(Records about charts and figures)
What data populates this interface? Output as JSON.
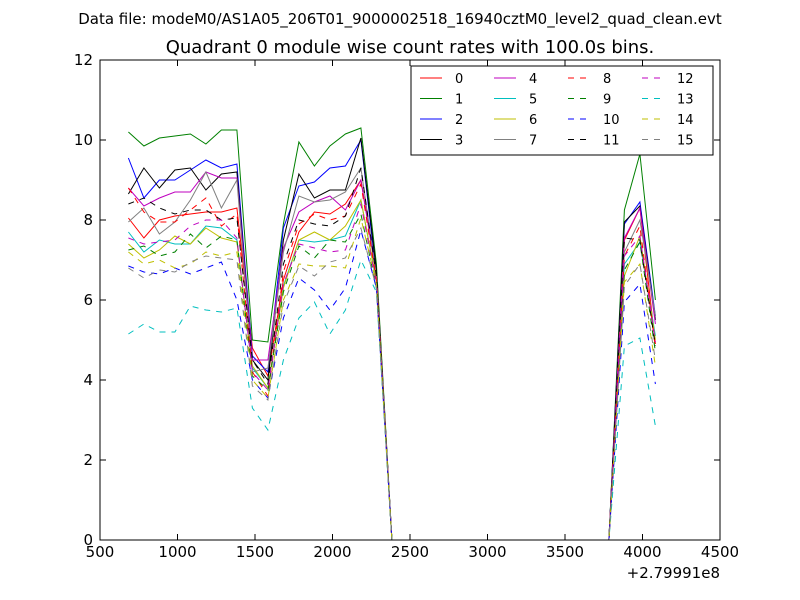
{
  "suptitle": "Data file: modeM0/AS1A05_206T01_9000002518_16940cztM0_level2_quad_clean.evt",
  "chart_data": {
    "type": "line",
    "title": "Quadrant 0 module wise count rates with 100.0s bins.",
    "xlabel": "",
    "ylabel": "",
    "xlim": [
      500,
      4500
    ],
    "ylim": [
      0,
      12
    ],
    "xticks": [
      500,
      1000,
      1500,
      2000,
      2500,
      3000,
      3500,
      4000,
      4500
    ],
    "yticks": [
      0,
      2,
      4,
      6,
      8,
      10,
      12
    ],
    "x_offset_label": "+2.79991e8",
    "grid": false,
    "legend_position": "top-right",
    "legend_columns": 4,
    "x": [
      683,
      783,
      883,
      983,
      1083,
      1183,
      1283,
      1383,
      1483,
      1583,
      1683,
      1783,
      1883,
      1983,
      2083,
      2183,
      2283,
      2383,
      3783,
      3883,
      3983,
      4083
    ],
    "series": [
      {
        "name": "0",
        "color": "#ff0000",
        "dash": false,
        "values": [
          8.05,
          7.55,
          8.0,
          8.1,
          8.15,
          8.2,
          8.2,
          8.3,
          4.8,
          4.1,
          6.5,
          7.7,
          8.2,
          8.15,
          8.4,
          9.0,
          6.7,
          0,
          0,
          7.5,
          8.3,
          4.9
        ]
      },
      {
        "name": "1",
        "color": "#008000",
        "dash": false,
        "values": [
          10.2,
          9.85,
          10.05,
          10.1,
          10.15,
          9.9,
          10.25,
          10.25,
          5.0,
          4.95,
          7.9,
          9.95,
          9.35,
          9.85,
          10.15,
          10.3,
          6.9,
          0,
          0,
          8.25,
          9.65,
          6.0
        ]
      },
      {
        "name": "2",
        "color": "#0000ff",
        "dash": false,
        "values": [
          9.55,
          8.55,
          9.0,
          9.0,
          9.25,
          9.5,
          9.3,
          9.4,
          4.6,
          4.2,
          7.8,
          8.85,
          8.95,
          9.3,
          9.35,
          10.0,
          6.6,
          0,
          0,
          7.9,
          8.45,
          5.6
        ]
      },
      {
        "name": "3",
        "color": "#000000",
        "dash": false,
        "values": [
          8.65,
          9.3,
          8.8,
          9.25,
          9.3,
          8.75,
          9.15,
          9.2,
          4.5,
          4.0,
          7.5,
          9.15,
          8.55,
          8.75,
          8.75,
          10.05,
          6.75,
          0,
          0,
          7.95,
          8.35,
          5.5
        ]
      },
      {
        "name": "4",
        "color": "#bf00bf",
        "dash": false,
        "values": [
          8.8,
          8.35,
          8.55,
          8.7,
          8.7,
          9.2,
          9.05,
          9.05,
          4.5,
          4.5,
          7.3,
          8.2,
          8.45,
          8.6,
          8.25,
          9.0,
          6.6,
          0,
          0,
          7.55,
          8.3,
          5.4
        ]
      },
      {
        "name": "5",
        "color": "#00bfbf",
        "dash": false,
        "values": [
          7.7,
          7.2,
          7.5,
          7.4,
          7.4,
          7.85,
          7.8,
          7.5,
          4.3,
          3.8,
          6.35,
          7.5,
          7.45,
          7.5,
          7.6,
          8.5,
          6.45,
          0,
          0,
          6.9,
          7.45,
          5.1
        ]
      },
      {
        "name": "6",
        "color": "#bfbf00",
        "dash": false,
        "values": [
          7.4,
          7.05,
          7.25,
          7.6,
          7.4,
          7.8,
          7.55,
          7.45,
          4.35,
          3.8,
          6.3,
          7.5,
          7.7,
          7.5,
          7.85,
          8.5,
          6.5,
          0,
          0,
          6.6,
          7.6,
          5.0
        ]
      },
      {
        "name": "7",
        "color": "#808080",
        "dash": false,
        "values": [
          7.95,
          8.3,
          7.65,
          7.95,
          8.5,
          9.2,
          8.3,
          9.0,
          4.2,
          4.3,
          7.2,
          8.6,
          8.45,
          8.5,
          8.7,
          9.3,
          6.6,
          0,
          0,
          7.2,
          8.0,
          5.6
        ]
      },
      {
        "name": "8",
        "color": "#ff0000",
        "dash": true,
        "values": [
          8.8,
          8.2,
          7.95,
          7.95,
          8.25,
          8.55,
          7.85,
          8.15,
          4.2,
          3.6,
          6.7,
          7.9,
          8.15,
          8.0,
          8.1,
          8.9,
          6.5,
          0,
          0,
          7.1,
          7.85,
          4.8
        ]
      },
      {
        "name": "9",
        "color": "#008000",
        "dash": true,
        "values": [
          7.25,
          7.35,
          7.1,
          7.2,
          7.65,
          7.3,
          7.6,
          7.5,
          4.1,
          3.75,
          6.2,
          7.35,
          7.05,
          7.5,
          7.45,
          8.15,
          6.3,
          0,
          0,
          6.75,
          7.45,
          4.7
        ]
      },
      {
        "name": "10",
        "color": "#0000ff",
        "dash": true,
        "values": [
          6.85,
          6.7,
          6.65,
          6.8,
          6.65,
          6.8,
          6.95,
          6.0,
          4.0,
          3.55,
          5.55,
          6.55,
          6.25,
          5.75,
          6.3,
          7.75,
          6.3,
          0,
          0,
          5.95,
          6.4,
          3.9
        ]
      },
      {
        "name": "11",
        "color": "#000000",
        "dash": true,
        "values": [
          8.4,
          8.55,
          8.3,
          8.15,
          8.25,
          8.25,
          8.0,
          8.05,
          4.5,
          3.9,
          6.9,
          8.0,
          7.9,
          7.85,
          8.1,
          9.3,
          6.6,
          0,
          0,
          7.55,
          7.5,
          4.85
        ]
      },
      {
        "name": "12",
        "color": "#bf00bf",
        "dash": true,
        "values": [
          7.55,
          7.4,
          7.45,
          7.5,
          7.85,
          8.0,
          8.0,
          7.55,
          4.2,
          3.75,
          6.4,
          7.4,
          7.3,
          7.2,
          7.25,
          8.4,
          6.4,
          0,
          0,
          7.1,
          7.6,
          4.95
        ]
      },
      {
        "name": "13",
        "color": "#00bfbf",
        "dash": true,
        "values": [
          5.15,
          5.4,
          5.2,
          5.2,
          5.85,
          5.75,
          5.7,
          5.8,
          3.3,
          2.75,
          4.5,
          5.55,
          5.95,
          5.15,
          5.75,
          7.0,
          6.2,
          0,
          0,
          4.85,
          5.05,
          2.85
        ]
      },
      {
        "name": "14",
        "color": "#bfbf00",
        "dash": true,
        "values": [
          7.2,
          6.9,
          7.0,
          6.8,
          6.9,
          7.2,
          7.1,
          7.2,
          4.0,
          3.55,
          6.0,
          6.9,
          6.85,
          6.85,
          6.8,
          8.05,
          6.4,
          0,
          0,
          6.45,
          6.9,
          4.35
        ]
      },
      {
        "name": "15",
        "color": "#808080",
        "dash": true,
        "values": [
          6.8,
          6.55,
          6.75,
          6.7,
          6.95,
          7.1,
          7.05,
          7.0,
          3.85,
          3.5,
          5.9,
          6.85,
          6.6,
          6.95,
          7.05,
          7.8,
          6.3,
          0,
          0,
          6.35,
          6.9,
          4.5
        ]
      }
    ]
  }
}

What you should do → Give back every line exactly as it stands, pictures excluded.

Completed exercise →
What data populates this interface? Output as JSON.
{
  "suptitle": "Data file: modeM0/AS1A05_206T01_9000002518_16940cztM0_level2_quad_clean.evt",
  "chart_data": {
    "type": "line",
    "title": "Quadrant 0 module wise count rates with 100.0s bins.",
    "xlabel": "",
    "ylabel": "",
    "xlim": [
      500,
      4500
    ],
    "ylim": [
      0,
      12
    ],
    "xticks": [
      500,
      1000,
      1500,
      2000,
      2500,
      3000,
      3500,
      4000,
      4500
    ],
    "yticks": [
      0,
      2,
      4,
      6,
      8,
      10,
      12
    ],
    "x_offset_label": "+2.79991e8",
    "grid": false,
    "legend_position": "top-right",
    "legend_columns": 4,
    "x": [
      683,
      783,
      883,
      983,
      1083,
      1183,
      1283,
      1383,
      1483,
      1583,
      1683,
      1783,
      1883,
      1983,
      2083,
      2183,
      2283,
      2383,
      3783,
      3883,
      3983,
      4083
    ],
    "series": [
      {
        "name": "0",
        "color": "#ff0000",
        "dash": false,
        "values": [
          8.05,
          7.55,
          8.0,
          8.1,
          8.15,
          8.2,
          8.2,
          8.3,
          4.8,
          4.1,
          6.5,
          7.7,
          8.2,
          8.15,
          8.4,
          9.0,
          6.7,
          0,
          0,
          7.5,
          8.3,
          4.9
        ]
      },
      {
        "name": "1",
        "color": "#008000",
        "dash": false,
        "values": [
          10.2,
          9.85,
          10.05,
          10.1,
          10.15,
          9.9,
          10.25,
          10.25,
          5.0,
          4.95,
          7.9,
          9.95,
          9.35,
          9.85,
          10.15,
          10.3,
          6.9,
          0,
          0,
          8.25,
          9.65,
          6.0
        ]
      },
      {
        "name": "2",
        "color": "#0000ff",
        "dash": false,
        "values": [
          9.55,
          8.55,
          9.0,
          9.0,
          9.25,
          9.5,
          9.3,
          9.4,
          4.6,
          4.2,
          7.8,
          8.85,
          8.95,
          9.3,
          9.35,
          10.0,
          6.6,
          0,
          0,
          7.9,
          8.45,
          5.6
        ]
      },
      {
        "name": "3",
        "color": "#000000",
        "dash": false,
        "values": [
          8.65,
          9.3,
          8.8,
          9.25,
          9.3,
          8.75,
          9.15,
          9.2,
          4.5,
          4.0,
          7.5,
          9.15,
          8.55,
          8.75,
          8.75,
          10.05,
          6.75,
          0,
          0,
          7.95,
          8.35,
          5.5
        ]
      },
      {
        "name": "4",
        "color": "#bf00bf",
        "dash": false,
        "values": [
          8.8,
          8.35,
          8.55,
          8.7,
          8.7,
          9.2,
          9.05,
          9.05,
          4.5,
          4.5,
          7.3,
          8.2,
          8.45,
          8.6,
          8.25,
          9.0,
          6.6,
          0,
          0,
          7.55,
          8.3,
          5.4
        ]
      },
      {
        "name": "5",
        "color": "#00bfbf",
        "dash": false,
        "values": [
          7.7,
          7.2,
          7.5,
          7.4,
          7.4,
          7.85,
          7.8,
          7.5,
          4.3,
          3.8,
          6.35,
          7.5,
          7.45,
          7.5,
          7.6,
          8.5,
          6.45,
          0,
          0,
          6.9,
          7.45,
          5.1
        ]
      },
      {
        "name": "6",
        "color": "#bfbf00",
        "dash": false,
        "values": [
          7.4,
          7.05,
          7.25,
          7.6,
          7.4,
          7.8,
          7.55,
          7.45,
          4.35,
          3.8,
          6.3,
          7.5,
          7.7,
          7.5,
          7.85,
          8.5,
          6.5,
          0,
          0,
          6.6,
          7.6,
          5.0
        ]
      },
      {
        "name": "7",
        "color": "#808080",
        "dash": false,
        "values": [
          7.95,
          8.3,
          7.65,
          7.95,
          8.5,
          9.2,
          8.3,
          9.0,
          4.2,
          4.3,
          7.2,
          8.6,
          8.45,
          8.5,
          8.7,
          9.3,
          6.6,
          0,
          0,
          7.2,
          8.0,
          5.6
        ]
      },
      {
        "name": "8",
        "color": "#ff0000",
        "dash": true,
        "values": [
          8.8,
          8.2,
          7.95,
          7.95,
          8.25,
          8.55,
          7.85,
          8.15,
          4.2,
          3.6,
          6.7,
          7.9,
          8.15,
          8.0,
          8.1,
          8.9,
          6.5,
          0,
          0,
          7.1,
          7.85,
          4.8
        ]
      },
      {
        "name": "9",
        "color": "#008000",
        "dash": true,
        "values": [
          7.25,
          7.35,
          7.1,
          7.2,
          7.65,
          7.3,
          7.6,
          7.5,
          4.1,
          3.75,
          6.2,
          7.35,
          7.05,
          7.5,
          7.45,
          8.15,
          6.3,
          0,
          0,
          6.75,
          7.45,
          4.7
        ]
      },
      {
        "name": "10",
        "color": "#0000ff",
        "dash": true,
        "values": [
          6.85,
          6.7,
          6.65,
          6.8,
          6.65,
          6.8,
          6.95,
          6.0,
          4.0,
          3.55,
          5.55,
          6.55,
          6.25,
          5.75,
          6.3,
          7.75,
          6.3,
          0,
          0,
          5.95,
          6.4,
          3.9
        ]
      },
      {
        "name": "11",
        "color": "#000000",
        "dash": true,
        "values": [
          8.4,
          8.55,
          8.3,
          8.15,
          8.25,
          8.25,
          8.0,
          8.05,
          4.5,
          3.9,
          6.9,
          8.0,
          7.9,
          7.85,
          8.1,
          9.3,
          6.6,
          0,
          0,
          7.55,
          7.5,
          4.85
        ]
      },
      {
        "name": "12",
        "color": "#bf00bf",
        "dash": true,
        "values": [
          7.55,
          7.4,
          7.45,
          7.5,
          7.85,
          8.0,
          8.0,
          7.55,
          4.2,
          3.75,
          6.4,
          7.4,
          7.3,
          7.2,
          7.25,
          8.4,
          6.4,
          0,
          0,
          7.1,
          7.6,
          4.95
        ]
      },
      {
        "name": "13",
        "color": "#00bfbf",
        "dash": true,
        "values": [
          5.15,
          5.4,
          5.2,
          5.2,
          5.85,
          5.75,
          5.7,
          5.8,
          3.3,
          2.75,
          4.5,
          5.55,
          5.95,
          5.15,
          5.75,
          7.0,
          6.2,
          0,
          0,
          4.85,
          5.05,
          2.85
        ]
      },
      {
        "name": "14",
        "color": "#bfbf00",
        "dash": true,
        "values": [
          7.2,
          6.9,
          7.0,
          6.8,
          6.9,
          7.2,
          7.1,
          7.2,
          4.0,
          3.55,
          6.0,
          6.9,
          6.85,
          6.85,
          6.8,
          8.05,
          6.4,
          0,
          0,
          6.45,
          6.9,
          4.35
        ]
      },
      {
        "name": "15",
        "color": "#808080",
        "dash": true,
        "values": [
          6.8,
          6.55,
          6.75,
          6.7,
          6.95,
          7.1,
          7.05,
          7.0,
          3.85,
          3.5,
          5.9,
          6.85,
          6.6,
          6.95,
          7.05,
          7.8,
          6.3,
          0,
          0,
          6.35,
          6.9,
          4.5
        ]
      }
    ]
  }
}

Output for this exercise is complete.